Chart and figure data:
start
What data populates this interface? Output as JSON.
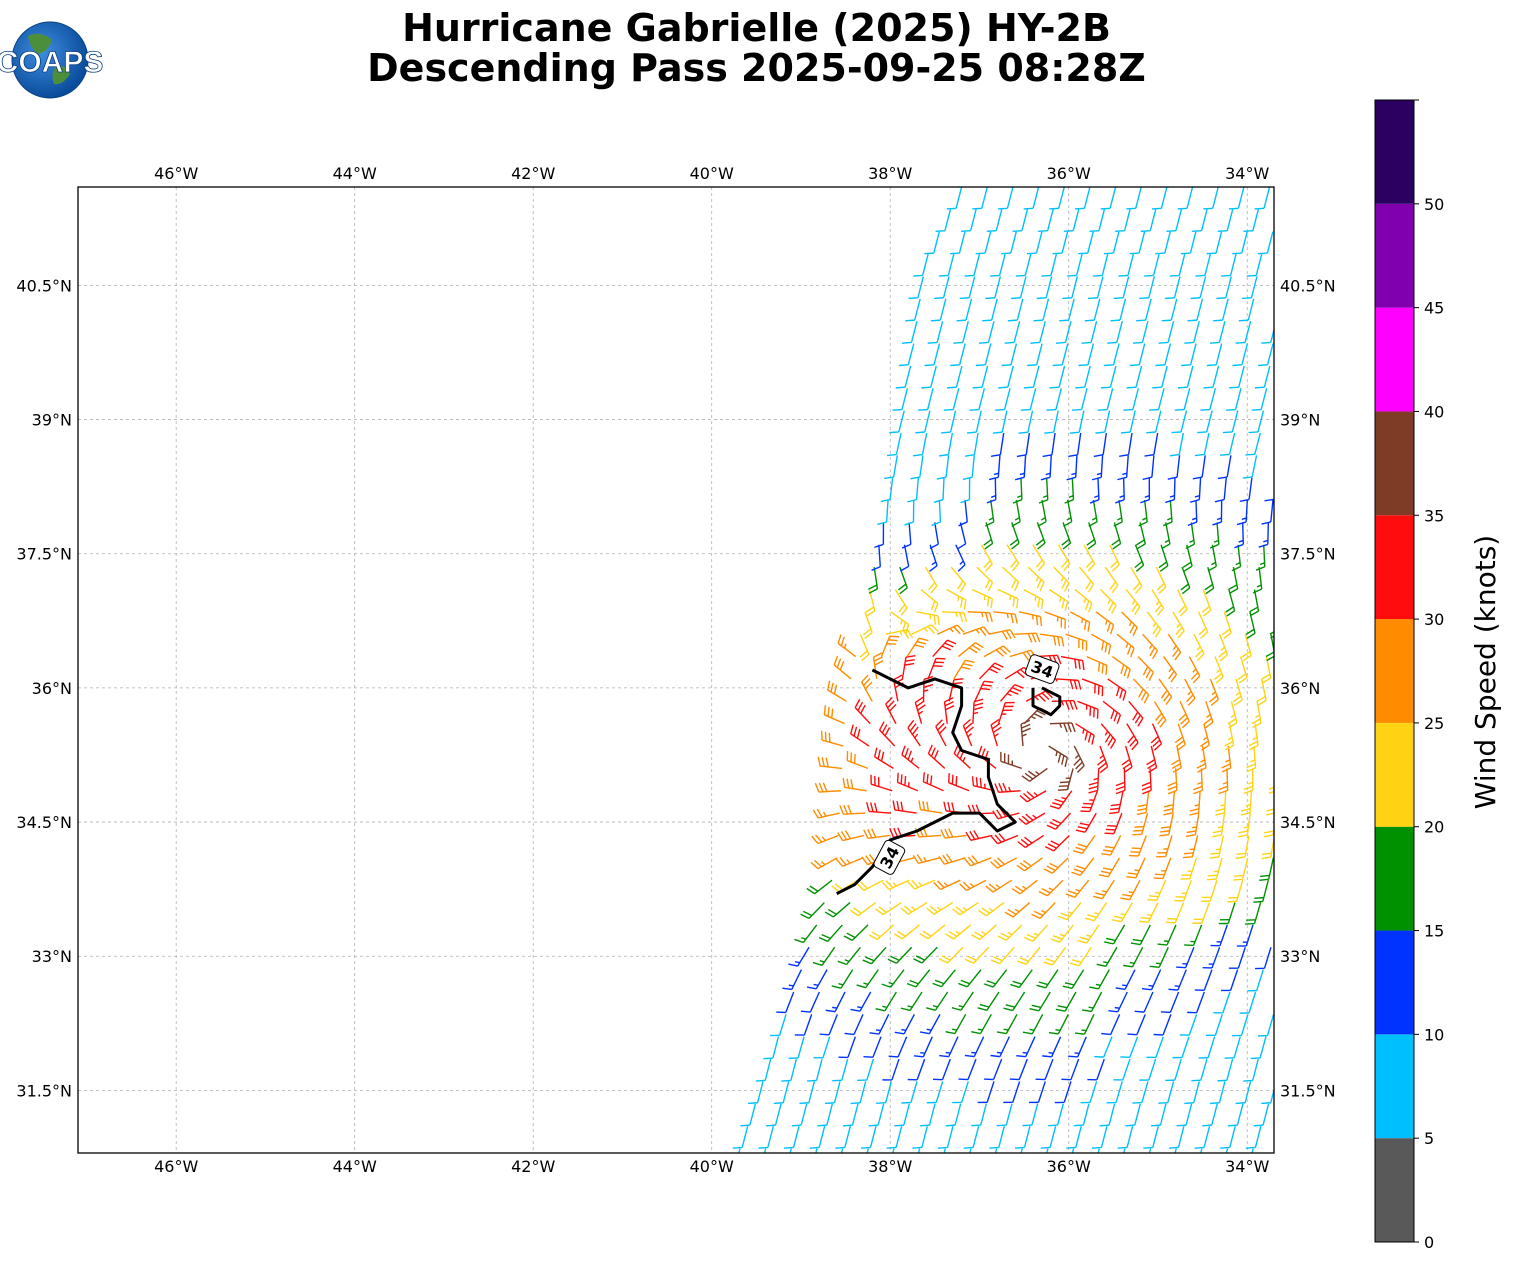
{
  "title": {
    "line1": "Hurricane Gabrielle (2025) HY-2B",
    "line2": "Descending Pass 2025-09-25 08:28Z"
  },
  "logo": {
    "text": "COAPS"
  },
  "map": {
    "lon_range": [
      -47.1,
      -33.7
    ],
    "lat_range": [
      30.8,
      41.6
    ],
    "lon_ticks": [
      {
        "value": -46,
        "label": "46°W"
      },
      {
        "value": -44,
        "label": "44°W"
      },
      {
        "value": -42,
        "label": "42°W"
      },
      {
        "value": -40,
        "label": "40°W"
      },
      {
        "value": -38,
        "label": "38°W"
      },
      {
        "value": -36,
        "label": "36°W"
      },
      {
        "value": -34,
        "label": "34°W"
      }
    ],
    "lat_ticks": [
      {
        "value": 40.5,
        "label": "40.5°N"
      },
      {
        "value": 39,
        "label": "39°N"
      },
      {
        "value": 37.5,
        "label": "37.5°N"
      },
      {
        "value": 36,
        "label": "36°N"
      },
      {
        "value": 34.5,
        "label": "34.5°N"
      },
      {
        "value": 33,
        "label": "33°N"
      },
      {
        "value": 31.5,
        "label": "31.5°N"
      }
    ],
    "gridlines": true,
    "swath_west_edge": [
      [
        -39.8,
        30.8
      ],
      [
        -38.7,
        34.0
      ],
      [
        -38.6,
        35.8
      ],
      [
        -38.0,
        38.7
      ],
      [
        -37.7,
        40.8
      ],
      [
        -37.3,
        41.6
      ]
    ],
    "swath_east_edge": [
      [
        -33.7,
        30.8
      ],
      [
        -33.7,
        41.6
      ]
    ],
    "storm_center": {
      "lon": -36.3,
      "lat": 35.3
    },
    "contour_34kt": {
      "label": "34",
      "line_a": [
        [
          -38.6,
          33.7
        ],
        [
          -38.4,
          33.8
        ],
        [
          -38.2,
          34.0
        ],
        [
          -38.0,
          34.3
        ],
        [
          -37.7,
          34.4
        ],
        [
          -37.3,
          34.6
        ],
        [
          -37.0,
          34.6
        ],
        [
          -36.8,
          34.4
        ],
        [
          -36.6,
          34.5
        ],
        [
          -36.8,
          34.7
        ],
        [
          -36.9,
          35.0
        ],
        [
          -36.9,
          35.2
        ],
        [
          -37.2,
          35.3
        ],
        [
          -37.3,
          35.5
        ],
        [
          -37.2,
          35.8
        ],
        [
          -37.2,
          36.0
        ],
        [
          -37.5,
          36.1
        ],
        [
          -37.8,
          36.0
        ],
        [
          -38.0,
          36.1
        ],
        [
          -38.2,
          36.2
        ]
      ],
      "line_b": [
        [
          -36.4,
          36.0
        ],
        [
          -36.4,
          35.8
        ],
        [
          -36.2,
          35.7
        ],
        [
          -36.1,
          35.8
        ],
        [
          -36.1,
          35.9
        ],
        [
          -36.3,
          36.0
        ]
      ],
      "label_a": {
        "lon": -38.0,
        "lat": 34.1
      },
      "label_b": {
        "lon": -36.3,
        "lat": 36.2
      }
    }
  },
  "colorbar": {
    "label": "Wind Speed (knots)",
    "min": 0,
    "max": 55,
    "bins": [
      {
        "from": 0,
        "to": 5,
        "color": "#595959"
      },
      {
        "from": 5,
        "to": 10,
        "color": "#00bfff"
      },
      {
        "from": 10,
        "to": 15,
        "color": "#0033ff"
      },
      {
        "from": 15,
        "to": 20,
        "color": "#009100"
      },
      {
        "from": 20,
        "to": 25,
        "color": "#ffd314"
      },
      {
        "from": 25,
        "to": 30,
        "color": "#ff8c00"
      },
      {
        "from": 30,
        "to": 35,
        "color": "#ff0d0d"
      },
      {
        "from": 35,
        "to": 40,
        "color": "#7e3b26"
      },
      {
        "from": 40,
        "to": 45,
        "color": "#ff00ff"
      },
      {
        "from": 45,
        "to": 50,
        "color": "#8000b0"
      },
      {
        "from": 50,
        "to": 55,
        "color": "#2b0060"
      }
    ],
    "tick_labels": [
      "0",
      "5",
      "10",
      "15",
      "20",
      "25",
      "30",
      "35",
      "40",
      "45",
      "50"
    ]
  }
}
end
Images in the records should not be copied. Repeat all the rest exactly.

What data populates this interface? Output as JSON.
{
  "title": {
    "line1": "Hurricane Gabrielle (2025) HY-2B",
    "line2": "Descending Pass 2025-09-25 08:28Z"
  },
  "logo": {
    "text": "COAPS"
  },
  "map": {
    "lon_range": [
      -47.1,
      -33.7
    ],
    "lat_range": [
      30.8,
      41.6
    ],
    "lon_ticks": [
      {
        "value": -46,
        "label": "46°W"
      },
      {
        "value": -44,
        "label": "44°W"
      },
      {
        "value": -42,
        "label": "42°W"
      },
      {
        "value": -40,
        "label": "40°W"
      },
      {
        "value": -38,
        "label": "38°W"
      },
      {
        "value": -36,
        "label": "36°W"
      },
      {
        "value": -34,
        "label": "34°W"
      }
    ],
    "lat_ticks": [
      {
        "value": 40.5,
        "label": "40.5°N"
      },
      {
        "value": 39,
        "label": "39°N"
      },
      {
        "value": 37.5,
        "label": "37.5°N"
      },
      {
        "value": 36,
        "label": "36°N"
      },
      {
        "value": 34.5,
        "label": "34.5°N"
      },
      {
        "value": 33,
        "label": "33°N"
      },
      {
        "value": 31.5,
        "label": "31.5°N"
      }
    ],
    "gridlines": true,
    "swath_west_edge": [
      [
        -39.8,
        30.8
      ],
      [
        -38.7,
        34.0
      ],
      [
        -38.6,
        35.8
      ],
      [
        -38.0,
        38.7
      ],
      [
        -37.7,
        40.8
      ],
      [
        -37.3,
        41.6
      ]
    ],
    "swath_east_edge": [
      [
        -33.7,
        30.8
      ],
      [
        -33.7,
        41.6
      ]
    ],
    "storm_center": {
      "lon": -36.3,
      "lat": 35.3
    },
    "contour_34kt": {
      "label": "34",
      "line_a": [
        [
          -38.6,
          33.7
        ],
        [
          -38.4,
          33.8
        ],
        [
          -38.2,
          34.0
        ],
        [
          -38.0,
          34.3
        ],
        [
          -37.7,
          34.4
        ],
        [
          -37.3,
          34.6
        ],
        [
          -37.0,
          34.6
        ],
        [
          -36.8,
          34.4
        ],
        [
          -36.6,
          34.5
        ],
        [
          -36.8,
          34.7
        ],
        [
          -36.9,
          35.0
        ],
        [
          -36.9,
          35.2
        ],
        [
          -37.2,
          35.3
        ],
        [
          -37.3,
          35.5
        ],
        [
          -37.2,
          35.8
        ],
        [
          -37.2,
          36.0
        ],
        [
          -37.5,
          36.1
        ],
        [
          -37.8,
          36.0
        ],
        [
          -38.0,
          36.1
        ],
        [
          -38.2,
          36.2
        ]
      ],
      "line_b": [
        [
          -36.4,
          36.0
        ],
        [
          -36.4,
          35.8
        ],
        [
          -36.2,
          35.7
        ],
        [
          -36.1,
          35.8
        ],
        [
          -36.1,
          35.9
        ],
        [
          -36.3,
          36.0
        ]
      ],
      "label_a": {
        "lon": -38.0,
        "lat": 34.1
      },
      "label_b": {
        "lon": -36.3,
        "lat": 36.2
      }
    }
  },
  "colorbar": {
    "label": "Wind Speed (knots)",
    "min": 0,
    "max": 55,
    "bins": [
      {
        "from": 0,
        "to": 5,
        "color": "#595959"
      },
      {
        "from": 5,
        "to": 10,
        "color": "#00bfff"
      },
      {
        "from": 10,
        "to": 15,
        "color": "#0033ff"
      },
      {
        "from": 15,
        "to": 20,
        "color": "#009100"
      },
      {
        "from": 20,
        "to": 25,
        "color": "#ffd314"
      },
      {
        "from": 25,
        "to": 30,
        "color": "#ff8c00"
      },
      {
        "from": 30,
        "to": 35,
        "color": "#ff0d0d"
      },
      {
        "from": 35,
        "to": 40,
        "color": "#7e3b26"
      },
      {
        "from": 40,
        "to": 45,
        "color": "#ff00ff"
      },
      {
        "from": 45,
        "to": 50,
        "color": "#8000b0"
      },
      {
        "from": 50,
        "to": 55,
        "color": "#2b0060"
      }
    ],
    "tick_labels": [
      "0",
      "5",
      "10",
      "15",
      "20",
      "25",
      "30",
      "35",
      "40",
      "45",
      "50"
    ]
  }
}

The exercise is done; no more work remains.